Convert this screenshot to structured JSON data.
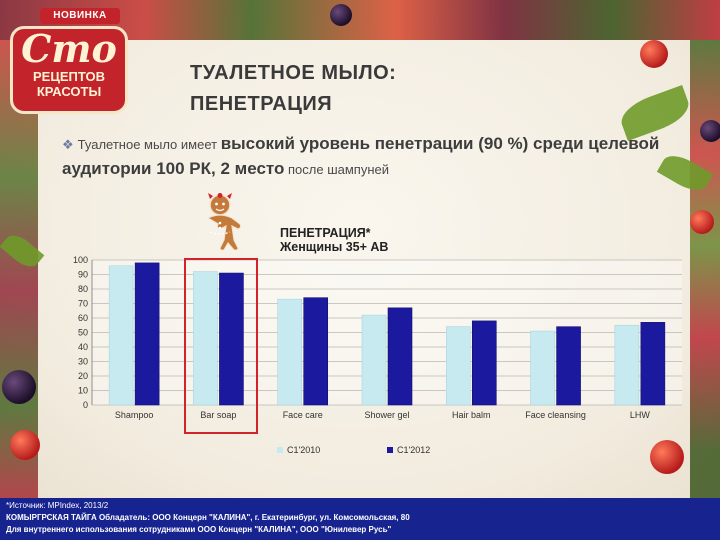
{
  "badge": {
    "top": "НОВИНКА",
    "big": "Сто",
    "line1": "РЕЦЕПТОВ",
    "line2": "КРАСОТЫ"
  },
  "title": {
    "line1": "ТУАЛЕТНОЕ МЫЛО:",
    "line2": "ПЕНЕТРАЦИЯ"
  },
  "bullet": {
    "mark": "❖",
    "part1": "Туалетное мыло имеет ",
    "part2": "высокий уровень пенетрации (90 %) среди целевой аудитории 100 РК, 2 место",
    "part3": " после шампуней"
  },
  "colors": {
    "series1": "#c6eaf0",
    "series2": "#1b1a9e",
    "highlight": "#d2232a",
    "footer": "#17238f"
  },
  "chart_data": {
    "type": "bar",
    "title": "ПЕНЕТРАЦИЯ*",
    "subtitle": "Женщины 35+ АВ",
    "categories": [
      "Shampoo",
      "Bar soap",
      "Face care",
      "Shower gel",
      "Hair balm",
      "Face cleansing",
      "LHW"
    ],
    "series": [
      {
        "name": "C1'2010",
        "values": [
          96,
          92,
          73,
          62,
          54,
          51,
          55
        ]
      },
      {
        "name": "C1'2012",
        "values": [
          98,
          91,
          74,
          67,
          58,
          54,
          57
        ]
      }
    ],
    "ylim": [
      0,
      100
    ],
    "yticks": [
      "0",
      "10",
      "20",
      "30",
      "40",
      "50",
      "60",
      "70",
      "80",
      "90",
      "100"
    ],
    "grid": true,
    "legend": "bottom"
  },
  "footer": {
    "line1": "*Источник: MPIndex, 2013/2",
    "line2": "КОМЫРГРСКАЯ ТАЙГА Обладатель: ООО Концерн \"КАЛИНА\", г. Екатеринбург, ул. Комсомольская, 80",
    "line3": "Для внутреннего использования сотрудниками ООО Концерн \"КАЛИНА\", ООО \"Юнилевер Русь\""
  }
}
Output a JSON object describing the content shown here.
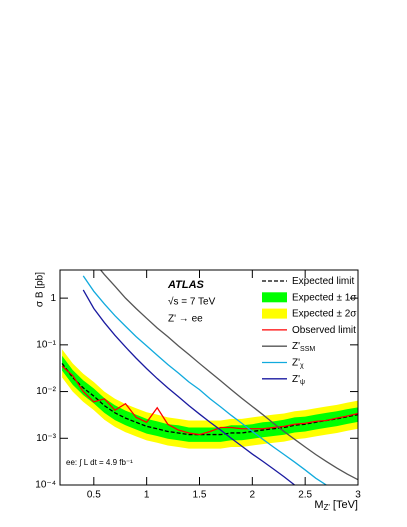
{
  "chart_data": {
    "type": "line",
    "log_y": true,
    "x_label": "M",
    "x_label_sub": "Z'",
    "x_label_unit": "[TeV]",
    "y_label": "σ B [pb]",
    "annotations": [
      "ATLAS",
      "√s = 7 TeV",
      "Z' → ee",
      "ee: ∫ L dt = 4.9 fb⁻¹"
    ],
    "x": [
      0.2,
      0.3,
      0.4,
      0.5,
      0.6,
      0.7,
      0.8,
      0.9,
      1.0,
      1.1,
      1.2,
      1.3,
      1.4,
      1.5,
      1.6,
      1.7,
      1.8,
      1.9,
      2.0,
      2.1,
      2.2,
      2.3,
      2.4,
      2.5,
      2.6,
      2.7,
      2.8,
      2.9,
      3.0
    ],
    "xlim": [
      0.18,
      3
    ],
    "xticks": [
      0.5,
      1,
      1.5,
      2,
      2.5,
      3
    ],
    "ylim": [
      0.0001,
      4
    ],
    "yticks": [
      {
        "value": 0.0001,
        "label": "10⁻⁴"
      },
      {
        "value": 0.001,
        "label": "10⁻³"
      },
      {
        "value": 0.01,
        "label": "10⁻²"
      },
      {
        "value": 0.1,
        "label": "10⁻¹"
      },
      1
    ],
    "legend": "top-right",
    "series": [
      {
        "name": "Expected limit",
        "kind": "line",
        "dashed": true,
        "color": "#000000",
        "values": [
          0.04,
          0.02,
          0.012,
          0.008,
          0.005,
          0.0035,
          0.0027,
          0.0022,
          0.0018,
          0.0016,
          0.0014,
          0.0013,
          0.0012,
          0.0012,
          0.0012,
          0.0012,
          0.0013,
          0.0013,
          0.0014,
          0.0015,
          0.0016,
          0.0017,
          0.0019,
          0.002,
          0.0022,
          0.0024,
          0.0026,
          0.0029,
          0.0032
        ]
      },
      {
        "name": "Expected ± 1σ",
        "kind": "band",
        "color": "#00ff00",
        "low": [
          0.028,
          0.014,
          0.0084,
          0.0056,
          0.0035,
          0.00245,
          0.0019,
          0.00154,
          0.00126,
          0.00112,
          0.00098,
          0.00091,
          0.00084,
          0.00084,
          0.00084,
          0.00084,
          0.00091,
          0.00091,
          0.00098,
          0.00105,
          0.00112,
          0.00119,
          0.00133,
          0.0014,
          0.00154,
          0.00168,
          0.00182,
          0.00203,
          0.00224
        ],
        "high": [
          0.058,
          0.029,
          0.0174,
          0.0116,
          0.00725,
          0.0051,
          0.0039,
          0.0032,
          0.0026,
          0.0023,
          0.002,
          0.0019,
          0.0017,
          0.0017,
          0.0017,
          0.0017,
          0.0019,
          0.0019,
          0.002,
          0.0022,
          0.0023,
          0.0025,
          0.0028,
          0.0029,
          0.0032,
          0.0035,
          0.0038,
          0.0042,
          0.0046
        ]
      },
      {
        "name": "Expected ± 2σ",
        "kind": "band",
        "color": "#ffff00",
        "low": [
          0.02,
          0.01,
          0.006,
          0.004,
          0.0025,
          0.00175,
          0.00135,
          0.0011,
          0.0009,
          0.0008,
          0.0007,
          0.00065,
          0.0006,
          0.0006,
          0.0006,
          0.0006,
          0.00065,
          0.00065,
          0.0007,
          0.00075,
          0.0008,
          0.00085,
          0.00095,
          0.001,
          0.0011,
          0.0012,
          0.0013,
          0.00145,
          0.0016
        ],
        "high": [
          0.08,
          0.04,
          0.024,
          0.016,
          0.01,
          0.007,
          0.0054,
          0.0044,
          0.0036,
          0.0032,
          0.0028,
          0.0026,
          0.0024,
          0.0024,
          0.0024,
          0.0024,
          0.0026,
          0.0026,
          0.0028,
          0.003,
          0.0032,
          0.0034,
          0.0038,
          0.004,
          0.0044,
          0.0048,
          0.0052,
          0.0058,
          0.0064
        ]
      },
      {
        "name": "Observed limit",
        "kind": "line",
        "color": "#ff0000",
        "values": [
          0.035,
          0.022,
          0.01,
          0.006,
          0.007,
          0.004,
          0.0055,
          0.0028,
          0.0022,
          0.0045,
          0.002,
          0.0015,
          0.0013,
          0.0012,
          0.0014,
          0.0017,
          0.0017,
          0.0016,
          0.0016,
          0.0016,
          0.0017,
          0.0018,
          0.002,
          0.0021,
          0.0023,
          0.0024,
          0.0027,
          0.003,
          0.0034
        ]
      },
      {
        "name": "Z'",
        "name_sub": "SSM",
        "kind": "line",
        "color": "#555555",
        "values": [
          null,
          null,
          null,
          6,
          3.2,
          1.8,
          1.0,
          0.6,
          0.37,
          0.23,
          0.15,
          0.095,
          0.062,
          0.04,
          0.026,
          0.017,
          0.011,
          0.0072,
          0.0048,
          0.0032,
          0.0021,
          0.0014,
          0.00095,
          0.00065,
          0.00045,
          0.00032,
          0.00023,
          0.00017,
          0.00013
        ]
      },
      {
        "name": "Z'",
        "name_sub": "χ",
        "kind": "line",
        "color": "#11aadd",
        "values": [
          null,
          null,
          3,
          1.4,
          0.75,
          0.42,
          0.25,
          0.15,
          0.095,
          0.06,
          0.038,
          0.025,
          0.016,
          0.011,
          0.007,
          0.0047,
          0.0031,
          0.0021,
          0.0014,
          0.00095,
          0.00065,
          0.00045,
          0.00031,
          0.00021,
          0.00014,
          0.0001,
          null,
          null,
          null
        ]
      },
      {
        "name": "Z'",
        "name_sub": "ψ",
        "kind": "line",
        "color": "#1a1aa0",
        "values": [
          null,
          null,
          1.5,
          0.6,
          0.3,
          0.16,
          0.09,
          0.052,
          0.031,
          0.019,
          0.012,
          0.0078,
          0.005,
          0.0033,
          0.0022,
          0.0015,
          0.001,
          0.00068,
          0.00046,
          0.00032,
          0.00022,
          0.00015,
          0.0001,
          null,
          null,
          null,
          null,
          null,
          null
        ]
      }
    ]
  }
}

Aim of the exercise:
In the records above, locate the lines holding the word "Expected". Copy each of them.

Solved problem:
        "name": "Expected limit",
        "name": "Expected ± 1σ",
        "name": "Expected ± 2σ",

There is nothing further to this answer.